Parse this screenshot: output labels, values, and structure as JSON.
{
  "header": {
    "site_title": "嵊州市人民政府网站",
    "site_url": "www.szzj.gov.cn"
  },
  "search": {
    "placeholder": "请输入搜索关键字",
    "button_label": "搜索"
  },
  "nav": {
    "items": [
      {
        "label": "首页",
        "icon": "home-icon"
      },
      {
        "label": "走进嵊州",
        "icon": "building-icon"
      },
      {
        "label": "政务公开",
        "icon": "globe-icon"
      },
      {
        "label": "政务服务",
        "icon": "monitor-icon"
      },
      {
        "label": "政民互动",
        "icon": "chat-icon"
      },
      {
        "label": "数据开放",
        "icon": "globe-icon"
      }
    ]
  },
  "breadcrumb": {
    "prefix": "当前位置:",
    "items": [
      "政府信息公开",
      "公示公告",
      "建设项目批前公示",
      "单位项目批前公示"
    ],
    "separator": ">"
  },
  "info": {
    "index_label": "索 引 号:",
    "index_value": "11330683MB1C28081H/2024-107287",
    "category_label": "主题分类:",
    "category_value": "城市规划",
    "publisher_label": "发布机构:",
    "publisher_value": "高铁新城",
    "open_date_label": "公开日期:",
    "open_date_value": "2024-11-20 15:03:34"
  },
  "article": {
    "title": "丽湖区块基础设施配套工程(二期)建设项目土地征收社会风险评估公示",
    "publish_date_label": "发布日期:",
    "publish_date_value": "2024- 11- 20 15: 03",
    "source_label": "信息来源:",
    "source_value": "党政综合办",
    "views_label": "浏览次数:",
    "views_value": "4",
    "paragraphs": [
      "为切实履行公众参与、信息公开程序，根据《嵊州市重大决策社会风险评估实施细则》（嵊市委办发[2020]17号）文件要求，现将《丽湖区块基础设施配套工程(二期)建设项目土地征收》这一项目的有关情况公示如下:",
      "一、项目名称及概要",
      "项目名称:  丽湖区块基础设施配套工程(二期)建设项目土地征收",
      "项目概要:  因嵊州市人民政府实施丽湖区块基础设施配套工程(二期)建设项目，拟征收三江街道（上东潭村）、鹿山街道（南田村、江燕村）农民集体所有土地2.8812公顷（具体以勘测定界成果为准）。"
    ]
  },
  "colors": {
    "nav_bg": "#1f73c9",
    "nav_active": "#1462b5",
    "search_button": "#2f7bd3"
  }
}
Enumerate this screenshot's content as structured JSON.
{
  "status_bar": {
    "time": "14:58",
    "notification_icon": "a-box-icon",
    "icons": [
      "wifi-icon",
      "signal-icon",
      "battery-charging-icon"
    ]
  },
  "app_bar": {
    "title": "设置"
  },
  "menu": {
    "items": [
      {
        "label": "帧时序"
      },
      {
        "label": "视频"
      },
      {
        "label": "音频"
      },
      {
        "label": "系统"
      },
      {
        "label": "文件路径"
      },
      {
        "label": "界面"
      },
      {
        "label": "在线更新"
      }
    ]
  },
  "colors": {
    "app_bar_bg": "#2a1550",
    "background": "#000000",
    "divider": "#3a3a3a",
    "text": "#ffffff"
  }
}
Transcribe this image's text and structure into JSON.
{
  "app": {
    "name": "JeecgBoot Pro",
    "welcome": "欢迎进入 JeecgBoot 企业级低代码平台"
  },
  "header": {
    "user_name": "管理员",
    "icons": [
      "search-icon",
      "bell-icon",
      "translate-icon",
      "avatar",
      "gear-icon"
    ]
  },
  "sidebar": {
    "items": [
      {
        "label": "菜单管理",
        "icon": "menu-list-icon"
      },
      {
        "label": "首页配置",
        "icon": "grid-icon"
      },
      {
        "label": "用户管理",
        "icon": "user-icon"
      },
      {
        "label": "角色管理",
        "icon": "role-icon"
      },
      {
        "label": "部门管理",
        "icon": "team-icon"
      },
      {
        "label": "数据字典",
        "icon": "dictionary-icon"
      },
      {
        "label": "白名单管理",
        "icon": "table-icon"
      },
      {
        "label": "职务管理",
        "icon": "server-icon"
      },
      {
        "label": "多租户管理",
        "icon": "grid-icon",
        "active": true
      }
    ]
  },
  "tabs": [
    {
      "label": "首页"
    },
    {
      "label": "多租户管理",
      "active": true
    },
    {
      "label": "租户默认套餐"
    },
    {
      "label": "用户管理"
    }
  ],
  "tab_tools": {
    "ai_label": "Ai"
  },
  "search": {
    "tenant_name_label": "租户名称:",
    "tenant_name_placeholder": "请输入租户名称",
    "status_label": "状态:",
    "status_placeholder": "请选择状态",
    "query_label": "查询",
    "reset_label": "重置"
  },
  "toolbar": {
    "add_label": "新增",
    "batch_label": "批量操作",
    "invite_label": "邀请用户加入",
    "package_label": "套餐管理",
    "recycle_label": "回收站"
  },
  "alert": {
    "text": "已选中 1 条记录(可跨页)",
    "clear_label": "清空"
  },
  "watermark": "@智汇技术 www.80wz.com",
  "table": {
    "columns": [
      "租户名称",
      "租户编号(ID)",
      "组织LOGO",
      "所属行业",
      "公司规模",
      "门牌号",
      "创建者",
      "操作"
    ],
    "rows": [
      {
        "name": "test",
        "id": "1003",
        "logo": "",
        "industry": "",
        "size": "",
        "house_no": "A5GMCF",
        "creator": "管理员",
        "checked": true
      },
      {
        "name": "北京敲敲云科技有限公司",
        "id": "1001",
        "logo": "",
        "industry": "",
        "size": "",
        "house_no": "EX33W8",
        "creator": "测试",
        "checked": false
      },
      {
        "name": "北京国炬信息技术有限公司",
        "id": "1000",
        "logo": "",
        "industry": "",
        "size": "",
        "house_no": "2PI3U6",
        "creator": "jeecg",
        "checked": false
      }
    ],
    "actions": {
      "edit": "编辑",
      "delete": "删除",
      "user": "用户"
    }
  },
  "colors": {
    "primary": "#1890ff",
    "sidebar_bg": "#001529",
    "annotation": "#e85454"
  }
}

**********

*WHAT YOU NEED TO DO*.
Identify the lines in the entries that hold "true" and return each one.

*COMPLETE RESPONSE*.
        "active": true
      "active": true
        "checked": true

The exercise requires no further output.